__WHAT THE TASK REQUIRES__
Return the records word for word. Any pictures in them are not part of the copy.

Data records
=====
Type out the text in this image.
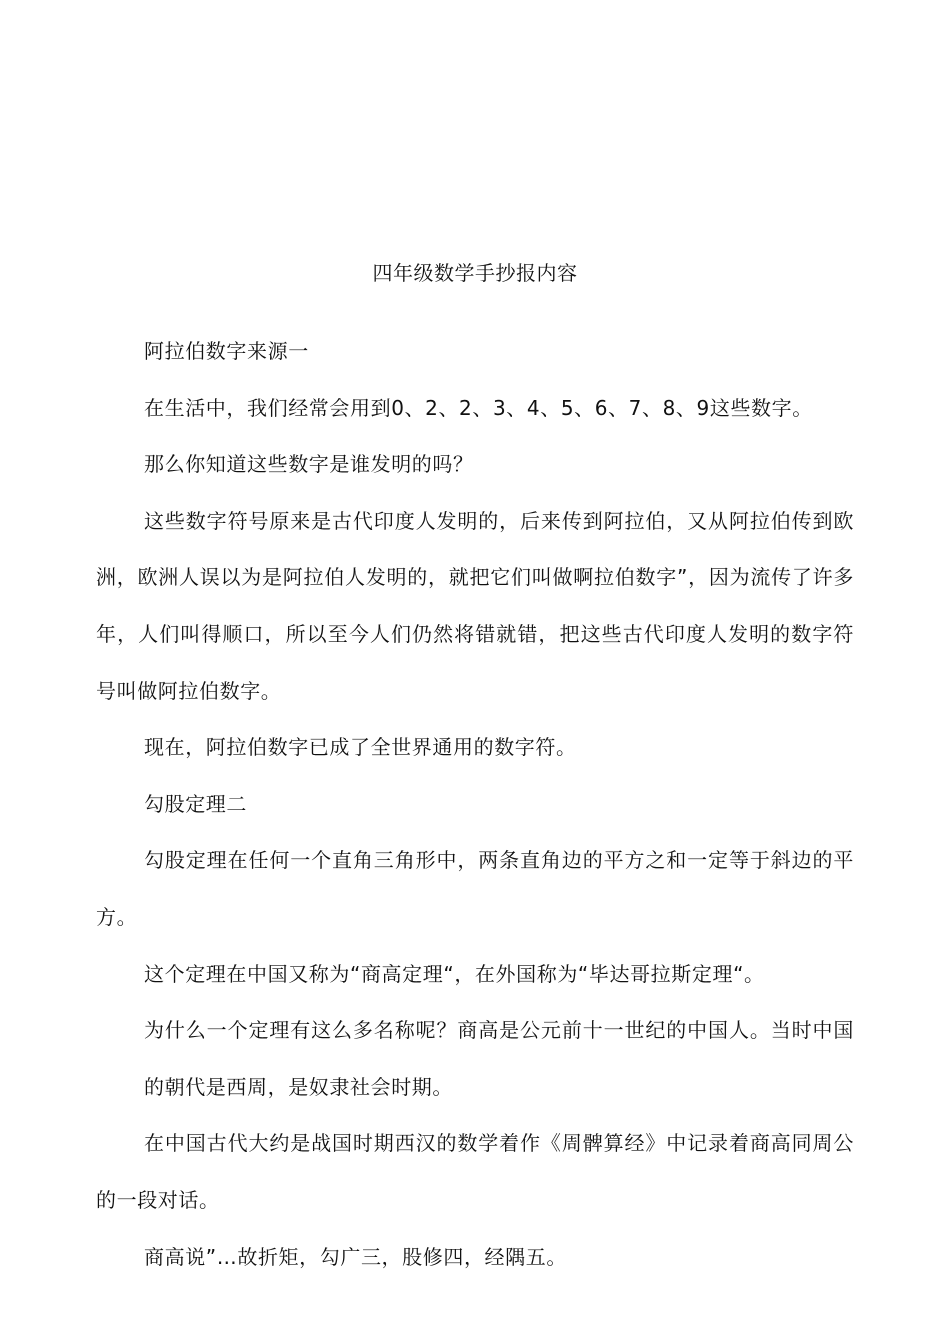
四年级数学手抄报内容

阿拉伯数字来源一

在生活中，我们经常会用到0、2、2、3、4、5、6、7、8、9这些数字。

那么你知道这些数字是谁发明的吗？

这些数字符号原来是古代印度人发明的，后来传到阿拉伯，又从阿拉伯传到欧洲，欧洲人误以为是阿拉伯人发明的，就把它们叫做啊拉伯数字”，因为流传了许多年，人们叫得顺口，所以至今人们仍然将错就错，把这些古代印度人发明的数字符号叫做阿拉伯数字。

现在，阿拉伯数字已成了全世界通用的数字符。

勾股定理二

勾股定理在任何一个直角三角形中，两条直角边的平方之和一定等于斜边的平方。

这个定理在中国又称为“商高定理“，在外国称为“毕达哥拉斯定理“。

为什么一个定理有这么多名称呢？商高是公元前十一世纪的中国人。当时中国的朝代是西周，是奴隶社会时期。

在中国古代大约是战国时期西汉的数学着作《周髀算经》中记录着商高同周公的一段对话。

商高说”…故折矩，勾广三，股修四，经隅五。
=====
__RESPONSE TO THE TASK__
Type out the text in this image.
四年级数学手抄报内容

阿拉伯数字来源一

在生活中，我们经常会用到0、2、2、3、4、5、6、7、8、9这些数字。

那么你知道这些数字是谁发明的吗？

这些数字符号原来是古代印度人发明的，后来传到阿拉伯，又从阿拉伯传到欧洲，欧洲人误以为是阿拉伯人发明的，就把它们叫做啊拉伯数字”，因为流传了许多年，人们叫得顺口，所以至今人们仍然将错就错，把这些古代印度人发明的数字符号叫做阿拉伯数字。

现在，阿拉伯数字已成了全世界通用的数字符。

勾股定理二

勾股定理在任何一个直角三角形中，两条直角边的平方之和一定等于斜边的平方。

这个定理在中国又称为“商高定理“，在外国称为“毕达哥拉斯定理“。

为什么一个定理有这么多名称呢？商高是公元前十一世纪的中国人。当时中国的朝代是西周，是奴隶社会时期。

在中国古代大约是战国时期西汉的数学着作《周髀算经》中记录着商高同周公的一段对话。

商高说”…故折矩，勾广三，股修四，经隅五。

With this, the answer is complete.